→ O que se pede
Extraia literalmente o trecho do texto sobre alienação parental começando em "A autora ingressou" e terminando em "danos morais indenizáveis.".

Antes de mais nada, a importância da função paterna está não só na imposição de limites, inclusive quanto ao poder afetivo muitas vezes indevidamente exercido pelas mães, sobretudo quando pretensamente suficiente para a criação dos filhos, com a alienação das funções, mas também, e sobretudo, nas possibilidades de expressão dos afetos, dos sentimentos que contemplem o poder afetivo paterno.
Verdade que a guarda compartilhada representa um antídoto quanto à alienação parental, tanto dos pais como das próprias mães, mas, sobretudo, ela representa um antídoto contra o abandono afetivo na medida em que reconhece a importância do poder afetivo exercido pelos pais.

DANOS MORAIS Mãe entra com ação contra pai, mas é condenada por alienação parental

A mãe que impede o pai de ver a filha injustificadamente pratica alienação parental e, por isso, deve indenizar o pai da criança. Com esse entendimento, o juiz da 2ª Vara Cível de Taguatinga (DF) condenou a mãe de menor e autora de processo a indenizar o suposto réu (pai da criança) pelos danos morais causados a este.
A autora ingressou com ação judicial alegando que o pai da menor, com quem manteve convivência sob o mesmo teto por dois meses, não comparece nos dias designados para visitação da filha, procurando-a em datas distintas ou tentando buscá-la em locais não combinados previamente. Afirmou ainda que ele vem reiteradamente acionando órgãos administrativos (delegacias de polícia e Conselho Tutelar) e judiciários com o intuito de criar transtornos à sua vida pessoal, informando falsamente o descumprimento, por parte dela, de ordem judicial. Sustenta, com isso, que teria sofrido danos morais indenizáveis.
Contudo, segundo o juiz, não é isso o que se extrai dos autos, visto que as provas colacionadas mostram, entre outros, que a autora não entregou a filha ao genitor em datas marcadas, por diversas vezes, alterou o endereço de casa sem nada informar ao pai da criança e ainda deixou de comparecer em juízo às audiências nas quais se discutia a visitação da criança.

(Registros de layout)
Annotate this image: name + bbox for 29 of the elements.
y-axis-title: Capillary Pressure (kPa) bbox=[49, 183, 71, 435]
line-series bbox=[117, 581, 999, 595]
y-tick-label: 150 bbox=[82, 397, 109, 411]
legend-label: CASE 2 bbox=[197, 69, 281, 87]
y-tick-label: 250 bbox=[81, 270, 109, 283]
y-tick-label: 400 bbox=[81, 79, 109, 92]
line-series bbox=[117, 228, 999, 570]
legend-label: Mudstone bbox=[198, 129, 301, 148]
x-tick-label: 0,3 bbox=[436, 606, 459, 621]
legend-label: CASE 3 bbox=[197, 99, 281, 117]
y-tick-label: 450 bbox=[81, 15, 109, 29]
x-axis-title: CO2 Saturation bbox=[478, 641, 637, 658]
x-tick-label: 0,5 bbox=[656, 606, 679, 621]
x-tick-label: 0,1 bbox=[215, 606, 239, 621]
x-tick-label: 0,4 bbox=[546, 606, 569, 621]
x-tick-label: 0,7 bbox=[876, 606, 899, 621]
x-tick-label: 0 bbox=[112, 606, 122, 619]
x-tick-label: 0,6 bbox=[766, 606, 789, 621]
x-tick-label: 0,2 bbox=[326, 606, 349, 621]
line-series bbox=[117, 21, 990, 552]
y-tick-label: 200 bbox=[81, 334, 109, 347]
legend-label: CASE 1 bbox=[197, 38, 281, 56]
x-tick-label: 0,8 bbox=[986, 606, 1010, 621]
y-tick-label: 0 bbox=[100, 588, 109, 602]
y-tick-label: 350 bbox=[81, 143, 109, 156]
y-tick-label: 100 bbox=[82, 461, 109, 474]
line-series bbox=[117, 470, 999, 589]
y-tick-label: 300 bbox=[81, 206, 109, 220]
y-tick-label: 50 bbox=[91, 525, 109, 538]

→ Resultado abaixo
A autora ingressou com ação judicial alegando que o pai da menor, com quem manteve convivência sob o mesmo teto por dois meses, não comparece nos dias designados para visitação da filha, procurando-a em datas distintas ou tentando buscá-la em locais não combinados previamente. Afirmou ainda que ele vem reiteradamente acionando órgãos administrativos (delegacias de polícia e Conselho Tutelar) e judiciários com o intuito de criar transtornos à sua vida pessoal, informando falsamente o descumprimento, por parte dela, de ordem judicial. Sustenta, com isso, que teria sofrido danos morais indenizáveis.